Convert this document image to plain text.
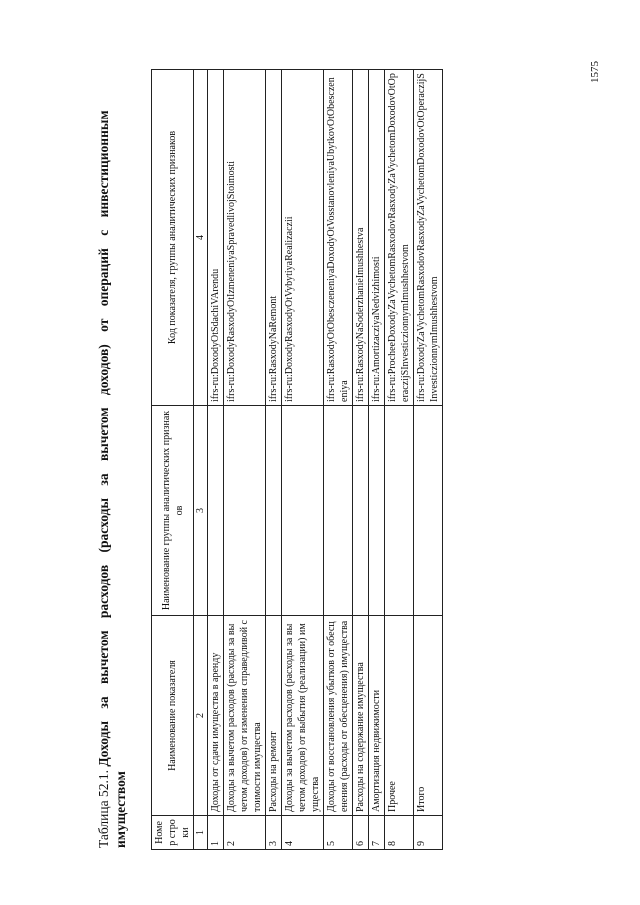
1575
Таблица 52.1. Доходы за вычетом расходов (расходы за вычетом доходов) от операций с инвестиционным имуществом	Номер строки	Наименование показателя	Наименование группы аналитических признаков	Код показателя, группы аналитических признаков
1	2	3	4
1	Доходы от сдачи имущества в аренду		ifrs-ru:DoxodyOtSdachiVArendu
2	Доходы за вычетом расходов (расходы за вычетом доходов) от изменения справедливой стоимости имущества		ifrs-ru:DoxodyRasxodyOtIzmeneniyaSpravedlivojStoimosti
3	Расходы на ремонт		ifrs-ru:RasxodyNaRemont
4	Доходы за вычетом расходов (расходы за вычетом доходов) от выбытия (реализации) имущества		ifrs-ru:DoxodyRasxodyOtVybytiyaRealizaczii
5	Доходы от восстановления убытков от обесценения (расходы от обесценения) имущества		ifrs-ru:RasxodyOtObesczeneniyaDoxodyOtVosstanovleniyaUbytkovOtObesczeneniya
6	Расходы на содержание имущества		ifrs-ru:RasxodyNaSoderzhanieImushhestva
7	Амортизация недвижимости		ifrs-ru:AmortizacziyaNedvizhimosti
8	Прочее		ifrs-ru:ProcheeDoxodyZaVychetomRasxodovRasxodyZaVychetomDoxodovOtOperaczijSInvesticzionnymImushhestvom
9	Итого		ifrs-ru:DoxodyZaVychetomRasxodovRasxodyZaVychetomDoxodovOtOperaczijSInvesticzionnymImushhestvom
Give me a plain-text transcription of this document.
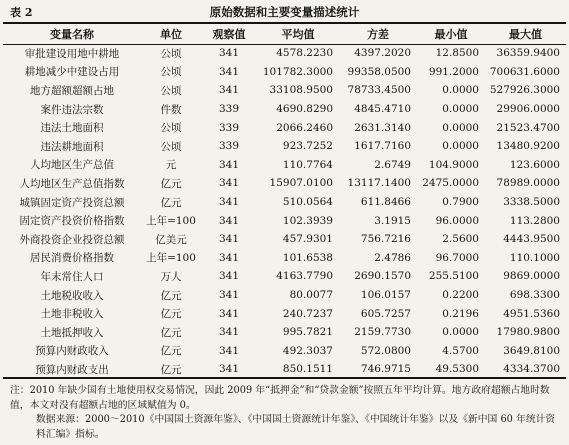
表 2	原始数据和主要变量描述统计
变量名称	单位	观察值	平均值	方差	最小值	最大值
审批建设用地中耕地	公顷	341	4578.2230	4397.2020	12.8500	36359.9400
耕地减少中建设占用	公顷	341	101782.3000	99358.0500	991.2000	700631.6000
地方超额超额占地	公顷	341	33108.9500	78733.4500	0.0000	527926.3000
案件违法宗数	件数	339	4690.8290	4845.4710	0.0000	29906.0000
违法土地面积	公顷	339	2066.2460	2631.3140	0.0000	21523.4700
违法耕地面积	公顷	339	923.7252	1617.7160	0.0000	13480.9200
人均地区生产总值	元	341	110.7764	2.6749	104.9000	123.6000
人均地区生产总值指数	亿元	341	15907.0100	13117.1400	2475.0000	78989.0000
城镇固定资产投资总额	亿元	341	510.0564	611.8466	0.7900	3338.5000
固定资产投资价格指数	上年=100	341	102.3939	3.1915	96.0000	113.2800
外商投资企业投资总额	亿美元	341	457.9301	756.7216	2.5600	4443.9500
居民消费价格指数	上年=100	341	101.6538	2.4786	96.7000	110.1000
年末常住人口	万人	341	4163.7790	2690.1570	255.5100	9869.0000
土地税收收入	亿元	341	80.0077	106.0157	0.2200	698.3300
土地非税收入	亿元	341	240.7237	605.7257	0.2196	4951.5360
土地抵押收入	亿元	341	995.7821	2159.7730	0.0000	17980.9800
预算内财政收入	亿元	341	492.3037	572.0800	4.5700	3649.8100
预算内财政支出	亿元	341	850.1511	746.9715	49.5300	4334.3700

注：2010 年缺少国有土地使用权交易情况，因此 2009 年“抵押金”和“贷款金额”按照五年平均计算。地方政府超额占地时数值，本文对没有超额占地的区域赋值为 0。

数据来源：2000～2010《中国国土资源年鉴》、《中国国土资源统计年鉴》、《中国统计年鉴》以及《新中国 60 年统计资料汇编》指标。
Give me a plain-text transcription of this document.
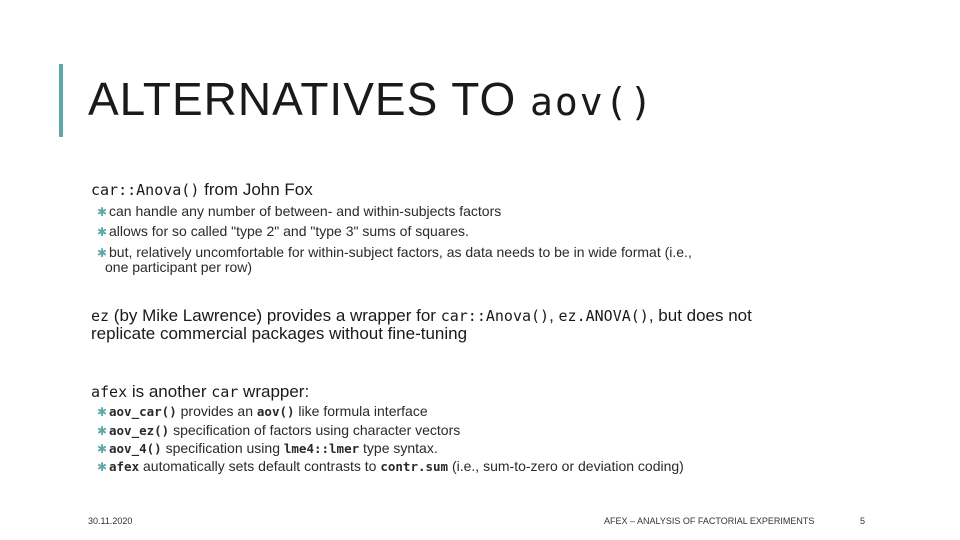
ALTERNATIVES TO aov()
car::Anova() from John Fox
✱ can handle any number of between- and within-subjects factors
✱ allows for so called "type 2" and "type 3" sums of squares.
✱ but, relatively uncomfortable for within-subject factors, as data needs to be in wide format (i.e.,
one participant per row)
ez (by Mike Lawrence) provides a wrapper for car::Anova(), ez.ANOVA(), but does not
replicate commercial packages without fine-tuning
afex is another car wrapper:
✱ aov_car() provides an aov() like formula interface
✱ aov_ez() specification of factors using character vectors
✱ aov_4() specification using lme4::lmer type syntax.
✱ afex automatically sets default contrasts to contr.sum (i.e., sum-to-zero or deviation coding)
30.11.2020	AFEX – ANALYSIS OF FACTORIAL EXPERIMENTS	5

********

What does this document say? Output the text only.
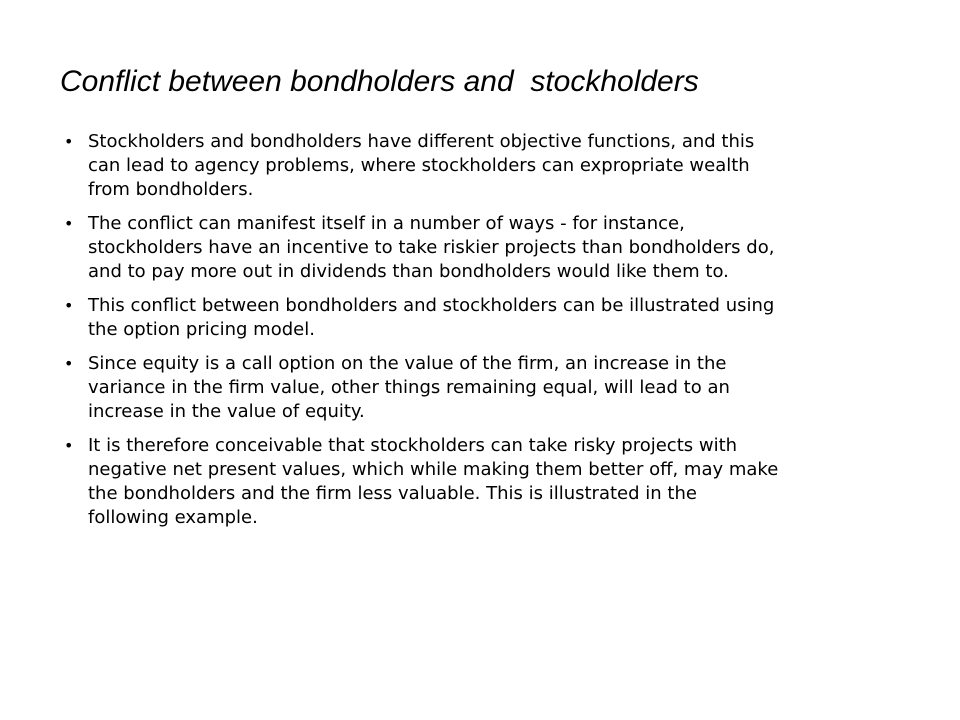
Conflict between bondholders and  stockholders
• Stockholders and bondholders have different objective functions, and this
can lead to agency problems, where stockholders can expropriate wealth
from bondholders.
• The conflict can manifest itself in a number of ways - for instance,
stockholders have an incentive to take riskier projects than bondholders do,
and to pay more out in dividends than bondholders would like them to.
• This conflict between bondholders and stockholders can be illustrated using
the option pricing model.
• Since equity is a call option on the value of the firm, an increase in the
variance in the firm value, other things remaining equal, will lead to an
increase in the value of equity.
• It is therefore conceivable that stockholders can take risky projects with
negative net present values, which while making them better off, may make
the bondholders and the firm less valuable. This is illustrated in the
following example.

********

> [Stated task] Check each line of the listing above for the string "number", then report only how many lines have it.

> [Result] 2